**Problem statement**
Keep the pictures out of the copy and print all the entries below exactly.

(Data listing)
______________________________
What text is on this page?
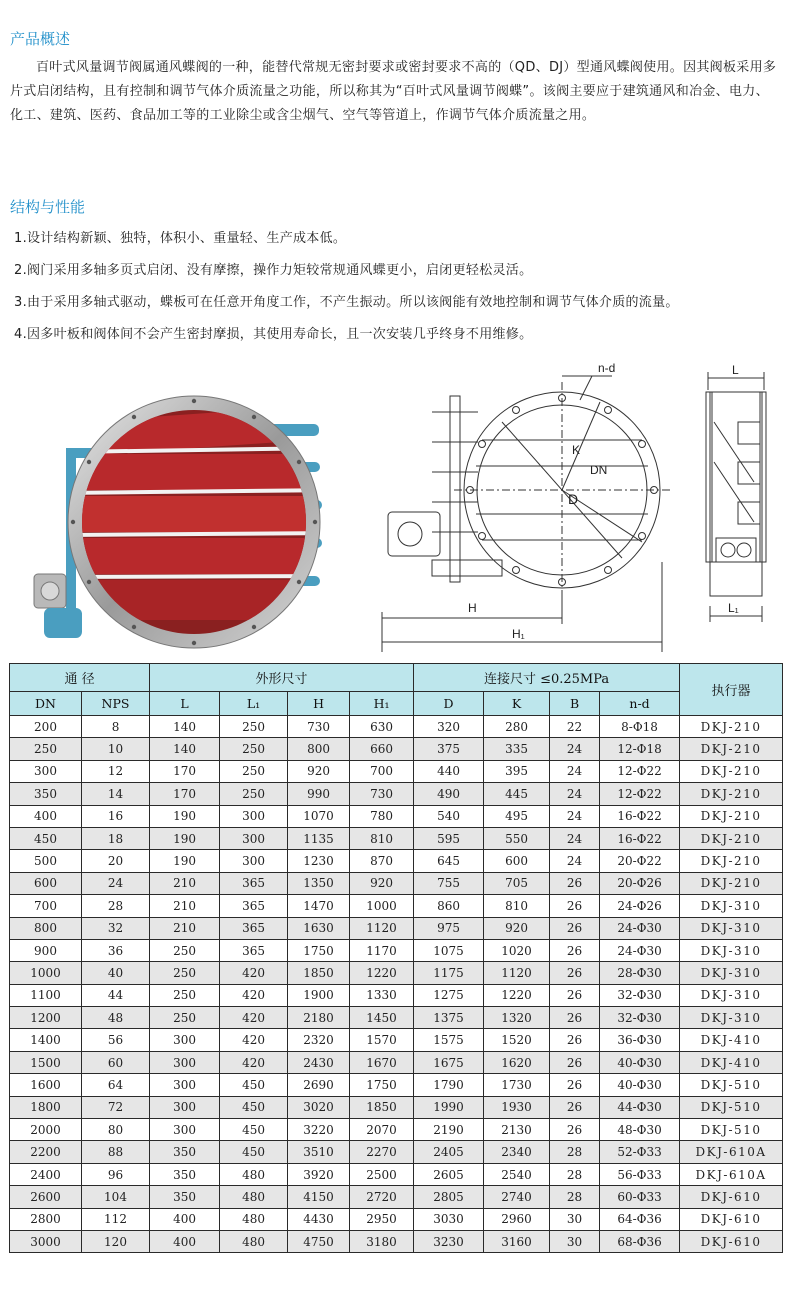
产品概述

百叶式风量调节阀属通风蝶阀的一种，能替代常规无密封要求或密封要求不高的（QD、DJ）型通风蝶阀使用。因其阀板采用多片式启闭结构，且有控制和调节气体介质流量之功能，所以称其为“百叶式风量调节阀蝶”。该阀主要应于建筑通风和冶金、电力、化工、建筑、医药、食品加工等的工业除尘或含尘烟气、空气等管道上，作调节气体介质流量之用。

结构与性能
1.设计结构新颖、独特，体积小、重量轻、生产成本低。
2.阀门采用多轴多页式启闭、没有摩擦，操作力矩较常规通风蝶更小，启闭更轻松灵活。
3.由于采用多轴式驱动，蝶板可在任意开角度工作，不产生振动。所以该阀能有效地控制和调节气体介质的流量。
4.因多叶板和阀体间不会产生密封摩损，其使用寿命长，且一次安装几乎终身不用维修。
n-d
K
DN
D
H
H₁
L
L₁
通 径		外形尺寸				连接尺寸 ≤0.25MPa				执行器
DN	NPS	L	L₁	H	H₁	D	K	B	n-d	
200	8	140	250	730	630	320	280	22	8-Φ18	DKJ-210
250	10	140	250	800	660	375	335	24	12-Φ18	DKJ-210
300	12	170	250	920	700	440	395	24	12-Φ22	DKJ-210
350	14	170	250	990	730	490	445	24	12-Φ22	DKJ-210
400	16	190	300	1070	780	540	495	24	16-Φ22	DKJ-210
450	18	190	300	1135	810	595	550	24	16-Φ22	DKJ-210
500	20	190	300	1230	870	645	600	24	20-Φ22	DKJ-210
600	24	210	365	1350	920	755	705	26	20-Φ26	DKJ-210
700	28	210	365	1470	1000	860	810	26	24-Φ26	DKJ-310
800	32	210	365	1630	1120	975	920	26	24-Φ30	DKJ-310
900	36	250	365	1750	1170	1075	1020	26	24-Φ30	DKJ-310
1000	40	250	420	1850	1220	1175	1120	26	28-Φ30	DKJ-310
1100	44	250	420	1900	1330	1275	1220	26	32-Φ30	DKJ-310
1200	48	250	420	2180	1450	1375	1320	26	32-Φ30	DKJ-310
1400	56	300	420	2320	1570	1575	1520	26	36-Φ30	DKJ-410
1500	60	300	420	2430	1670	1675	1620	26	40-Φ30	DKJ-410
1600	64	300	450	2690	1750	1790	1730	26	40-Φ30	DKJ-510
1800	72	300	450	3020	1850	1990	1930	26	44-Φ30	DKJ-510
2000	80	300	450	3220	2070	2190	2130	26	48-Φ30	DKJ-510
2200	88	350	450	3510	2270	2405	2340	28	52-Φ33	DKJ-610A
2400	96	350	480	3920	2500	2605	2540	28	56-Φ33	DKJ-610A
2600	104	350	480	4150	2720	2805	2740	28	60-Φ33	DKJ-610
2800	112	400	480	4430	2950	3030	2960	30	64-Φ36	DKJ-610
3000	120	400	480	4750	3180	3230	3160	30	68-Φ36	DKJ-610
______________________________
**Exercise answer**
What text is on this page?
产品概述

百叶式风量调节阀属通风蝶阀的一种，能替代常规无密封要求或密封要求不高的（QD、DJ）型通风蝶阀使用。因其阀板采用多片式启闭结构，且有控制和调节气体介质流量之功能，所以称其为“百叶式风量调节阀蝶”。该阀主要应于建筑通风和冶金、电力、化工、建筑、医药、食品加工等的工业除尘或含尘烟气、空气等管道上，作调节气体介质流量之用。

结构与性能
1.设计结构新颖、独特，体积小、重量轻、生产成本低。
2.阀门采用多轴多页式启闭、没有摩擦，操作力矩较常规通风蝶更小，启闭更轻松灵活。
3.由于采用多轴式驱动，蝶板可在任意开角度工作，不产生振动。所以该阀能有效地控制和调节气体介质的流量。
4.因多叶板和阀体间不会产生密封摩损，其使用寿命长，且一次安装几乎终身不用维修。
n-d
K
DN
D
H
H₁
L
L₁
通 径		外形尺寸				连接尺寸 ≤0.25MPa				执行器
DN	NPS	L	L₁	H	H₁	D	K	B	n-d	
200	8	140	250	730	630	320	280	22	8-Φ18	DKJ-210
250	10	140	250	800	660	375	335	24	12-Φ18	DKJ-210
300	12	170	250	920	700	440	395	24	12-Φ22	DKJ-210
350	14	170	250	990	730	490	445	24	12-Φ22	DKJ-210
400	16	190	300	1070	780	540	495	24	16-Φ22	DKJ-210
450	18	190	300	1135	810	595	550	24	16-Φ22	DKJ-210
500	20	190	300	1230	870	645	600	24	20-Φ22	DKJ-210
600	24	210	365	1350	920	755	705	26	20-Φ26	DKJ-210
700	28	210	365	1470	1000	860	810	26	24-Φ26	DKJ-310
800	32	210	365	1630	1120	975	920	26	24-Φ30	DKJ-310
900	36	250	365	1750	1170	1075	1020	26	24-Φ30	DKJ-310
1000	40	250	420	1850	1220	1175	1120	26	28-Φ30	DKJ-310
1100	44	250	420	1900	1330	1275	1220	26	32-Φ30	DKJ-310
1200	48	250	420	2180	1450	1375	1320	26	32-Φ30	DKJ-310
1400	56	300	420	2320	1570	1575	1520	26	36-Φ30	DKJ-410
1500	60	300	420	2430	1670	1675	1620	26	40-Φ30	DKJ-410
1600	64	300	450	2690	1750	1790	1730	26	40-Φ30	DKJ-510
1800	72	300	450	3020	1850	1990	1930	26	44-Φ30	DKJ-510
2000	80	300	450	3220	2070	2190	2130	26	48-Φ30	DKJ-510
2200	88	350	450	3510	2270	2405	2340	28	52-Φ33	DKJ-610A
2400	96	350	480	3920	2500	2605	2540	28	56-Φ33	DKJ-610A
2600	104	350	480	4150	2720	2805	2740	28	60-Φ33	DKJ-610
2800	112	400	480	4430	2950	3030	2960	30	64-Φ36	DKJ-610
3000	120	400	480	4750	3180	3230	3160	30	68-Φ36	DKJ-610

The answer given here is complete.